** Begin **
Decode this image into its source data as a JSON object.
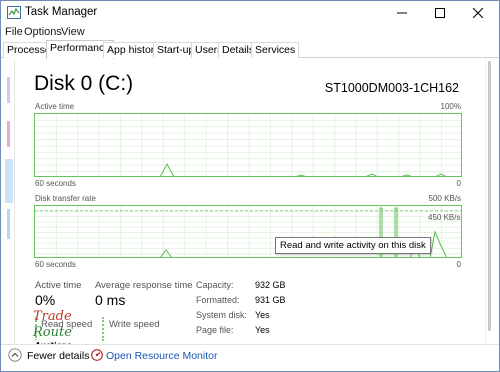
{
  "window": {
    "title": "Task Manager"
  },
  "menu": {
    "file": "File",
    "options": "Options",
    "view": "View"
  },
  "tabs": [
    {
      "label": "Processes"
    },
    {
      "label": "Performance"
    },
    {
      "label": "App history"
    },
    {
      "label": "Start-up"
    },
    {
      "label": "Users"
    },
    {
      "label": "Details"
    },
    {
      "label": "Services"
    }
  ],
  "active_tab": "Performance",
  "disk": {
    "title": "Disk 0 (C:)",
    "model": "ST1000DM003-1CH162"
  },
  "active_time_chart": {
    "label": "Active time",
    "max_label": "100%",
    "time_label": "60 seconds",
    "min_label": "0"
  },
  "transfer_chart": {
    "label": "Disk transfer rate",
    "max_label": "500 KB/s",
    "secondary_label": "450 KB/s",
    "time_label": "60 seconds",
    "min_label": "0"
  },
  "tooltip": "Read and write activity on this disk",
  "stats": {
    "active_time_label": "Active time",
    "active_time_value": "0%",
    "avg_response_label": "Average response time",
    "avg_response_value": "0 ms",
    "read_speed_label": "Read speed",
    "write_speed_label": "Write speed"
  },
  "properties": [
    {
      "key": "Capacity:",
      "value": "932 GB"
    },
    {
      "key": "Formatted:",
      "value": "931 GB"
    },
    {
      "key": "System disk:",
      "value": "Yes"
    },
    {
      "key": "Page file:",
      "value": "Yes"
    }
  ],
  "footer": {
    "fewer_details": "Fewer details",
    "open_resource_monitor": "Open Resource Monitor"
  },
  "colors": {
    "graph_border": "#67c55f",
    "graph_line": "#5bbd4f",
    "link": "#1a57b4"
  },
  "icons": {
    "app": "task-manager-icon",
    "minimize": "minimize-icon",
    "maximize": "maximize-icon",
    "close": "close-icon",
    "fewer": "chevron-up-circle-icon",
    "resmon": "resource-monitor-icon"
  }
}
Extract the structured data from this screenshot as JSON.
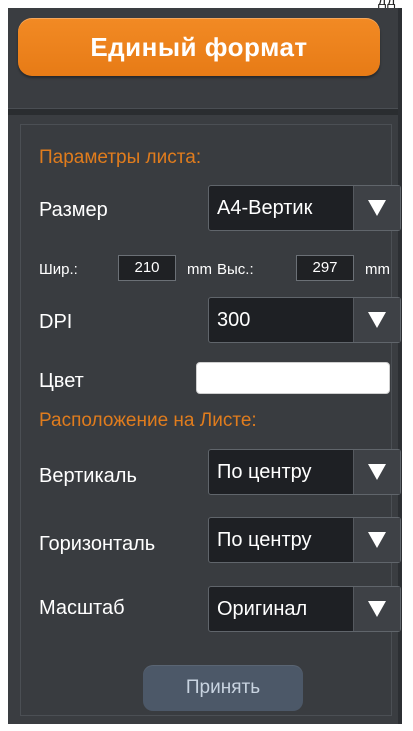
{
  "top_fragment": "дд",
  "header": {
    "title": "Единый формат"
  },
  "sheet_params": {
    "section_title": "Параметры листа:",
    "size_label": "Размер",
    "size_value": "А4-Вертик",
    "width_label": "Шир.:",
    "width_value": "210",
    "width_unit": "mm",
    "height_label": "Выс.:",
    "height_value": "297",
    "height_unit": "mm",
    "dpi_label": "DPI",
    "dpi_value": "300",
    "color_label": "Цвет",
    "color_value": "#ffffff"
  },
  "placement": {
    "section_title": "Расположение на Листе:",
    "vertical_label": "Вертикаль",
    "vertical_value": "По центру",
    "horizontal_label": "Горизонталь",
    "horizontal_value": "По центру",
    "scale_label": "Масштаб",
    "scale_value": "Оригинал"
  },
  "footer": {
    "accept_label": "Принять"
  },
  "colors": {
    "panel_bg": "#3a3d41",
    "accent_orange": "#e77b16",
    "section_title": "#e07c1d",
    "select_bg": "#1e2024",
    "accept_bg": "#4c5868"
  },
  "icons": {
    "dropdown": "triangle-down"
  }
}
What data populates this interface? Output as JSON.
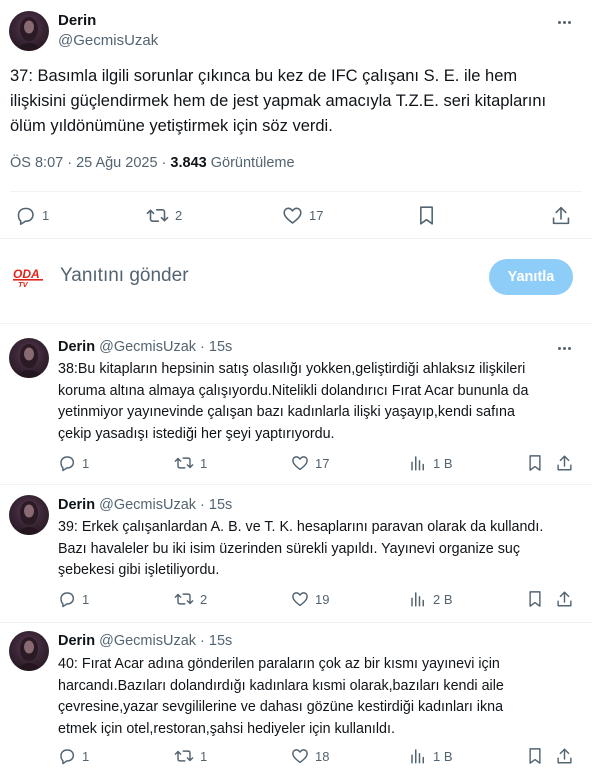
{
  "main_tweet": {
    "author_name": "Derin",
    "author_handle": "@GecmisUzak",
    "text_lines": [
      "37: Basımla ilgili sorunlar çıkınca bu kez de IFC çalışanı S. E. ile hem",
      "ilişkisini güçlendirmek hem de jest yapmak amacıyla T.Z.E. seri kitaplarını",
      "ölüm yıldönümüne yetiştirmek için söz verdi."
    ],
    "time": "ÖS 8:07 · 25 Ağu 2025 · ",
    "views_count": "3.843",
    "views_label": " Görüntüleme",
    "actions": {
      "replies": "1",
      "reposts": "2",
      "likes": "17"
    }
  },
  "compose": {
    "logo_text": "ODA TV",
    "placeholder": "Yanıtını gönder",
    "button_label": "Yanıtla"
  },
  "replies": [
    {
      "name": "Derin",
      "handle": "@GecmisUzak",
      "time": "· 15s",
      "text_lines": [
        "38:Bu kitapların hepsinin satış olasılığı yokken,geliştirdiği ahlaksız ilişkileri",
        "koruma altına almaya çalışıyordu.Nitelikli dolandırıcı Fırat Acar bununla da",
        "yetinmiyor yayınevinde çalışan bazı kadınlarla ilişki yaşayıp,kendi safına",
        "çekip yasadışı istediği her şeyi yaptırıyordu."
      ],
      "actions": {
        "replies": "1",
        "reposts": "1",
        "likes": "17",
        "views": "1 B"
      }
    },
    {
      "name": "Derin",
      "handle": "@GecmisUzak",
      "time": "· 15s",
      "text_lines": [
        "39: Erkek çalışanlardan A. B. ve T. K. hesaplarını paravan olarak da kullandı.",
        "Bazı havaleler bu iki isim üzerinden sürekli yapıldı. Yayınevi organize suç",
        "şebekesi gibi işletiliyordu."
      ],
      "actions": {
        "replies": "1",
        "reposts": "2",
        "likes": "19",
        "views": "2 B"
      }
    },
    {
      "name": "Derin",
      "handle": "@GecmisUzak",
      "time": "· 15s",
      "text_lines": [
        "40: Fırat Acar adına gönderilen paraların çok az bir kısmı yayınevi için",
        "harcandı.Bazıları dolandırdığı kadınlara kısmi olarak,bazıları kendi aile",
        "çevresine,yazar sevgililerine ve dahası gözüne kestirdiği kadınları ikna",
        "etmek için otel,restoran,şahsi hediyeler için kullanıldı."
      ],
      "actions": {
        "replies": "1",
        "reposts": "1",
        "likes": "18",
        "views": "1 B"
      }
    }
  ],
  "colors": {
    "text": "#0f1419",
    "secondary": "#536471",
    "divider": "#eff3f4",
    "reply_button": "#8ecdf7",
    "odatv_red": "#e0241b"
  },
  "icons": [
    "avatar-image",
    "more-icon",
    "reply-icon",
    "repost-icon",
    "like-icon",
    "bookmark-icon",
    "share-icon",
    "views-icon",
    "odatv-logo"
  ]
}
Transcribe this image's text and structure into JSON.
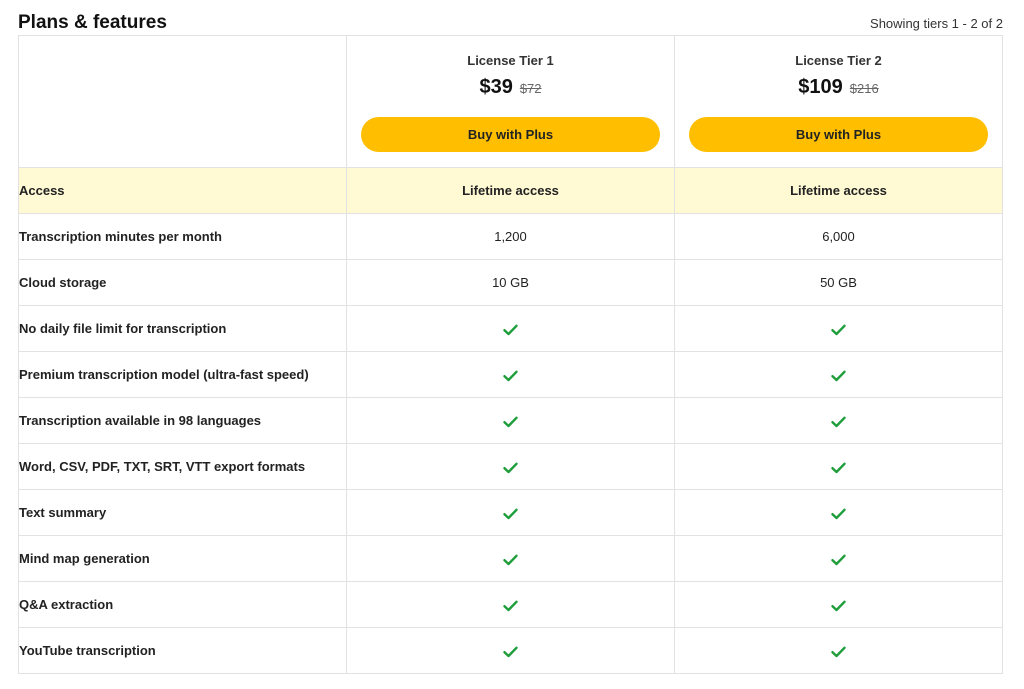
{
  "header": {
    "title": "Plans & features",
    "tiers_count": "Showing tiers 1 - 2 of 2"
  },
  "tiers": [
    {
      "name": "License Tier 1",
      "price": "$39",
      "old_price": "$72",
      "button_label": "Buy with Plus"
    },
    {
      "name": "License Tier 2",
      "price": "$109",
      "old_price": "$216",
      "button_label": "Buy with Plus"
    }
  ],
  "rows": [
    {
      "feature": "Access",
      "values": [
        "Lifetime access",
        "Lifetime access"
      ]
    },
    {
      "feature": "Transcription minutes per month",
      "values": [
        "1,200",
        "6,000"
      ]
    },
    {
      "feature": "Cloud storage",
      "values": [
        "10 GB",
        "50 GB"
      ]
    },
    {
      "feature": "No daily file limit for transcription",
      "values": [
        "check-icon",
        "check-icon"
      ]
    },
    {
      "feature": "Premium transcription model (ultra-fast speed)",
      "values": [
        "check-icon",
        "check-icon"
      ]
    },
    {
      "feature": "Transcription available in 98 languages",
      "values": [
        "check-icon",
        "check-icon"
      ]
    },
    {
      "feature": "Word, CSV, PDF, TXT, SRT, VTT export formats",
      "values": [
        "check-icon",
        "check-icon"
      ]
    },
    {
      "feature": "Text summary",
      "values": [
        "check-icon",
        "check-icon"
      ]
    },
    {
      "feature": "Mind map generation",
      "values": [
        "check-icon",
        "check-icon"
      ]
    },
    {
      "feature": "Q&A extraction",
      "values": [
        "check-icon",
        "check-icon"
      ]
    },
    {
      "feature": "YouTube transcription",
      "values": [
        "check-icon",
        "check-icon"
      ]
    }
  ],
  "colors": {
    "button": "#ffbf00",
    "highlight_row": "#fff9d4",
    "check": "#1e9e3a",
    "border": "#e2e2e2"
  }
}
** End **
GIVEN INSTRUCTION
Pictures in the data above should not be copied; transcribe everything else exactly.

REPLY TO THE EXERCISE
Decode this image into its source data as a JSON object.
{
  "window": {
    "title": "Task Manager"
  },
  "menu": {
    "file": "File",
    "options": "Options",
    "view": "View"
  },
  "tabs": [
    {
      "label": "Processes"
    },
    {
      "label": "Performance"
    },
    {
      "label": "App history"
    },
    {
      "label": "Start-up"
    },
    {
      "label": "Users"
    },
    {
      "label": "Details"
    },
    {
      "label": "Services"
    }
  ],
  "active_tab": "Performance",
  "disk": {
    "title": "Disk 0 (C:)",
    "model": "ST1000DM003-1CH162"
  },
  "active_time_chart": {
    "label": "Active time",
    "max_label": "100%",
    "time_label": "60 seconds",
    "min_label": "0"
  },
  "transfer_chart": {
    "label": "Disk transfer rate",
    "max_label": "500 KB/s",
    "secondary_label": "450 KB/s",
    "time_label": "60 seconds",
    "min_label": "0"
  },
  "tooltip": "Read and write activity on this disk",
  "stats": {
    "active_time_label": "Active time",
    "active_time_value": "0%",
    "avg_response_label": "Average response time",
    "avg_response_value": "0 ms",
    "read_speed_label": "Read speed",
    "write_speed_label": "Write speed"
  },
  "properties": [
    {
      "key": "Capacity:",
      "value": "932 GB"
    },
    {
      "key": "Formatted:",
      "value": "931 GB"
    },
    {
      "key": "System disk:",
      "value": "Yes"
    },
    {
      "key": "Page file:",
      "value": "Yes"
    }
  ],
  "footer": {
    "fewer_details": "Fewer details",
    "open_resource_monitor": "Open Resource Monitor"
  },
  "colors": {
    "graph_border": "#67c55f",
    "graph_line": "#5bbd4f",
    "link": "#1a57b4"
  },
  "icons": {
    "app": "task-manager-icon",
    "minimize": "minimize-icon",
    "maximize": "maximize-icon",
    "close": "close-icon",
    "fewer": "chevron-up-circle-icon",
    "resmon": "resource-monitor-icon"
  }
}
Extract the structured data from this screenshot as JSON.
{
  "top_fragment": "дд",
  "header": {
    "title": "Единый формат"
  },
  "sheet_params": {
    "section_title": "Параметры листа:",
    "size_label": "Размер",
    "size_value": "А4-Вертик",
    "width_label": "Шир.:",
    "width_value": "210",
    "width_unit": "mm",
    "height_label": "Выс.:",
    "height_value": "297",
    "height_unit": "mm",
    "dpi_label": "DPI",
    "dpi_value": "300",
    "color_label": "Цвет",
    "color_value": "#ffffff"
  },
  "placement": {
    "section_title": "Расположение на Листе:",
    "vertical_label": "Вертикаль",
    "vertical_value": "По центру",
    "horizontal_label": "Горизонталь",
    "horizontal_value": "По центру",
    "scale_label": "Масштаб",
    "scale_value": "Оригинал"
  },
  "footer": {
    "accept_label": "Принять"
  },
  "colors": {
    "panel_bg": "#3a3d41",
    "accent_orange": "#e77b16",
    "section_title": "#e07c1d",
    "select_bg": "#1e2024",
    "accept_bg": "#4c5868"
  },
  "icons": {
    "dropdown": "triangle-down"
  }
}
What data populates this interface? Output as JSON.
{
  "main_tweet": {
    "author_name": "Derin",
    "author_handle": "@GecmisUzak",
    "text_lines": [
      "37: Basımla ilgili sorunlar çıkınca bu kez de IFC çalışanı S. E. ile hem",
      "ilişkisini güçlendirmek hem de jest yapmak amacıyla T.Z.E. seri kitaplarını",
      "ölüm yıldönümüne yetiştirmek için söz verdi."
    ],
    "time": "ÖS 8:07 · 25 Ağu 2025 · ",
    "views_count": "3.843",
    "views_label": " Görüntüleme",
    "actions": {
      "replies": "1",
      "reposts": "2",
      "likes": "17"
    }
  },
  "compose": {
    "logo_text": "ODA TV",
    "placeholder": "Yanıtını gönder",
    "button_label": "Yanıtla"
  },
  "replies": [
    {
      "name": "Derin",
      "handle": "@GecmisUzak",
      "time": "· 15s",
      "text_lines": [
        "38:Bu kitapların hepsinin satış olasılığı yokken,geliştirdiği ahlaksız ilişkileri",
        "koruma altına almaya çalışıyordu.Nitelikli dolandırıcı Fırat Acar bununla da",
        "yetinmiyor yayınevinde çalışan bazı kadınlarla ilişki yaşayıp,kendi safına",
        "çekip yasadışı istediği her şeyi yaptırıyordu."
      ],
      "actions": {
        "replies": "1",
        "reposts": "1",
        "likes": "17",
        "views": "1 B"
      }
    },
    {
      "name": "Derin",
      "handle": "@GecmisUzak",
      "time": "· 15s",
      "text_lines": [
        "39: Erkek çalışanlardan A. B. ve T. K. hesaplarını paravan olarak da kullandı.",
        "Bazı havaleler bu iki isim üzerinden sürekli yapıldı. Yayınevi organize suç",
        "şebekesi gibi işletiliyordu."
      ],
      "actions": {
        "replies": "1",
        "reposts": "2",
        "likes": "19",
        "views": "2 B"
      }
    },
    {
      "name": "Derin",
      "handle": "@GecmisUzak",
      "time": "· 15s",
      "text_lines": [
        "40: Fırat Acar adına gönderilen paraların çok az bir kısmı yayınevi için",
        "harcandı.Bazıları dolandırdığı kadınlara kısmi olarak,bazıları kendi aile",
        "çevresine,yazar sevgililerine ve dahası gözüne kestirdiği kadınları ikna",
        "etmek için otel,restoran,şahsi hediyeler için kullanıldı."
      ],
      "actions": {
        "replies": "1",
        "reposts": "1",
        "likes": "18",
        "views": "1 B"
      }
    }
  ],
  "colors": {
    "text": "#0f1419",
    "secondary": "#536471",
    "divider": "#eff3f4",
    "reply_button": "#8ecdf7",
    "odatv_red": "#e0241b"
  },
  "icons": [
    "avatar-image",
    "more-icon",
    "reply-icon",
    "repost-icon",
    "like-icon",
    "bookmark-icon",
    "share-icon",
    "views-icon",
    "odatv-logo"
  ]
}
Transcribe this image's text and structure into JSON.
{
  "header": {
    "title": "Plans & features",
    "tiers_count": "Showing tiers 1 - 2 of 2"
  },
  "tiers": [
    {
      "name": "License Tier 1",
      "price": "$39",
      "old_price": "$72",
      "button_label": "Buy with Plus"
    },
    {
      "name": "License Tier 2",
      "price": "$109",
      "old_price": "$216",
      "button_label": "Buy with Plus"
    }
  ],
  "rows": [
    {
      "feature": "Access",
      "values": [
        "Lifetime access",
        "Lifetime access"
      ]
    },
    {
      "feature": "Transcription minutes per month",
      "values": [
        "1,200",
        "6,000"
      ]
    },
    {
      "feature": "Cloud storage",
      "values": [
        "10 GB",
        "50 GB"
      ]
    },
    {
      "feature": "No daily file limit for transcription",
      "values": [
        "check-icon",
        "check-icon"
      ]
    },
    {
      "feature": "Premium transcription model (ultra-fast speed)",
      "values": [
        "check-icon",
        "check-icon"
      ]
    },
    {
      "feature": "Transcription available in 98 languages",
      "values": [
        "check-icon",
        "check-icon"
      ]
    },
    {
      "feature": "Word, CSV, PDF, TXT, SRT, VTT export formats",
      "values": [
        "check-icon",
        "check-icon"
      ]
    },
    {
      "feature": "Text summary",
      "values": [
        "check-icon",
        "check-icon"
      ]
    },
    {
      "feature": "Mind map generation",
      "values": [
        "check-icon",
        "check-icon"
      ]
    },
    {
      "feature": "Q&A extraction",
      "values": [
        "check-icon",
        "check-icon"
      ]
    },
    {
      "feature": "YouTube transcription",
      "values": [
        "check-icon",
        "check-icon"
      ]
    }
  ],
  "colors": {
    "button": "#ffbf00",
    "highlight_row": "#fff9d4",
    "check": "#1e9e3a",
    "border": "#e2e2e2"
  }
}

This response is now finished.